Sorry Felix: RIM did argue that the patents were invalid, were permitted to make the case in court, but the JURY disagreed with them.

Posted by rootless_e | Report as abusive

There is another reason that you are overlooking entirely. Non-equal participants. I as a hobbyist software developer (or even a start-up) get threatened by a patent troll. They have an entire legal department, I likely have 0-1 lawyers on retainer. Even if their patent is absurd, it will cost me to fight them. In fact, as an individual this cost can be so prohibitive as to force me to settle.

This sort of thing is quite common. It has happened to me personally as a hobbyist. My friends who run small software consultancies live in fear of it.

Posted by Fowles | Report as abusive

I agree with rootless. I’m pretty sure the judge is allowed to rule on the validity of the patents, even if this particular judge didn’t care to. OTOH, I’m just a guy who studied a bit for the patent bar, before deciding the whole thing was just too boring.

Posted by JayCM | Report as abusive

So Felix: NTP asked RMI to license patents that were issued to it; RMI could identify no actual prior art; RMI went to court and lied to the judge and jury and were caught; RMI lost the court case on the merits. They then started to prevail in a second venue – the Patent Office appeal (and there it seems like they may have improperly influence the PTO) and the courts, properly refused to allow them to get a do-over. Consider an inventor suing a large corporation under your scheme. First the inventor has to commit to the enormous expense and time of a trial; win the trial; get a judgement and then the infringer is allowed to try it all again in the PTO. That’s an invitation for big companies to appropriate other peoples work – something that they do not need much of an invitation to do.

In any case your original point is not correct. If RMI had gone into court with solid prior art, they would have most likely prevailed – because they _are_ allowed to argue patent validity.

▶ [Dataset section]:

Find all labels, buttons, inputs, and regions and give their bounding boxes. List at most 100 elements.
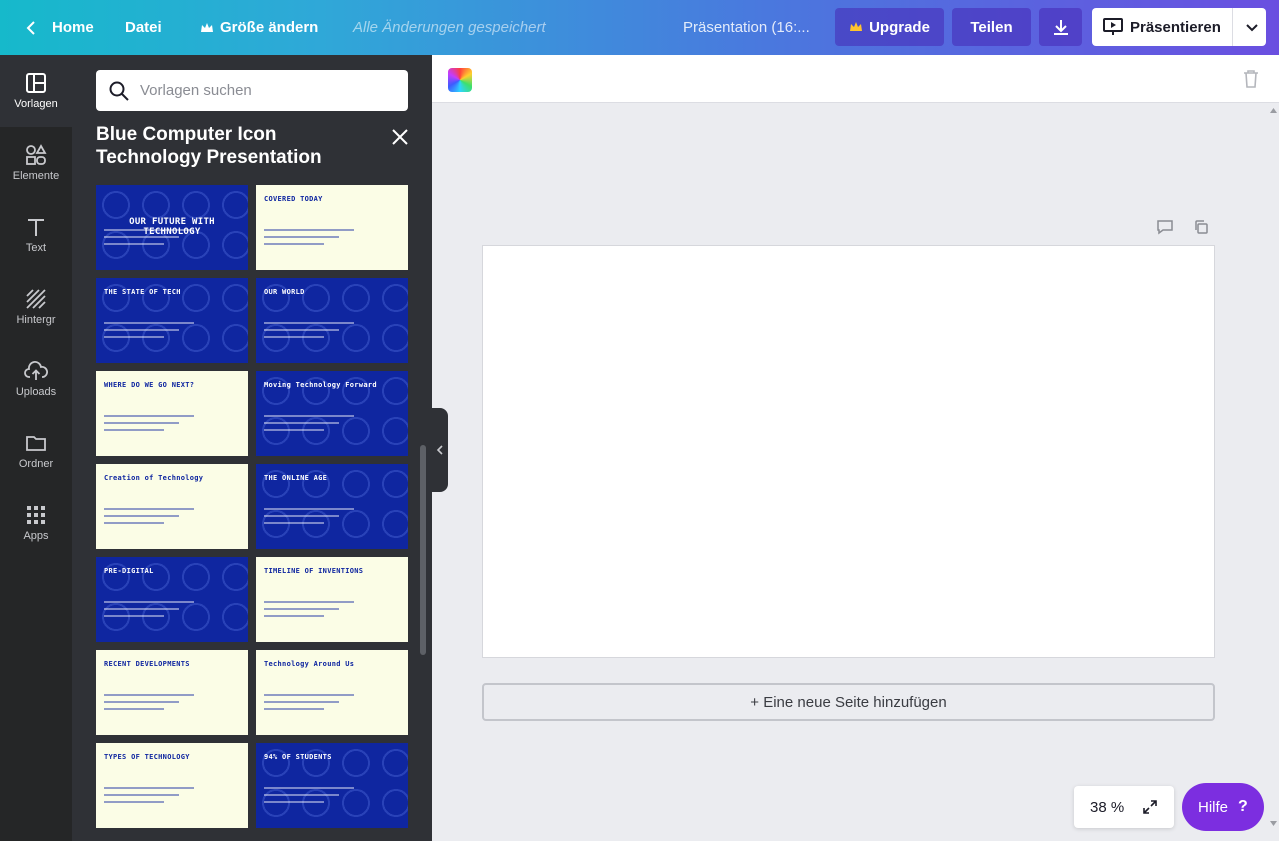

▶ [Parts of the exercise]:
1 > In the patent comments, what did JayCM study for before deciding it was too boring?
2 > Turn the paragraph in the patent comments that begins "There is another reason" into a short bulleted list that keeps its main facts.

▶ [Results for each task]:
1 > The patent bar.

2 >
- The overlooked reason is that the two sides are not equal.
- A hobbyist software developer or start-up threatened by a patent troll faces a whole legal department while having 0–1 lawyers on retainer.
- Even an absurd patent costs money to fight.
- For an individual, that cost can be high enough to force a settlement.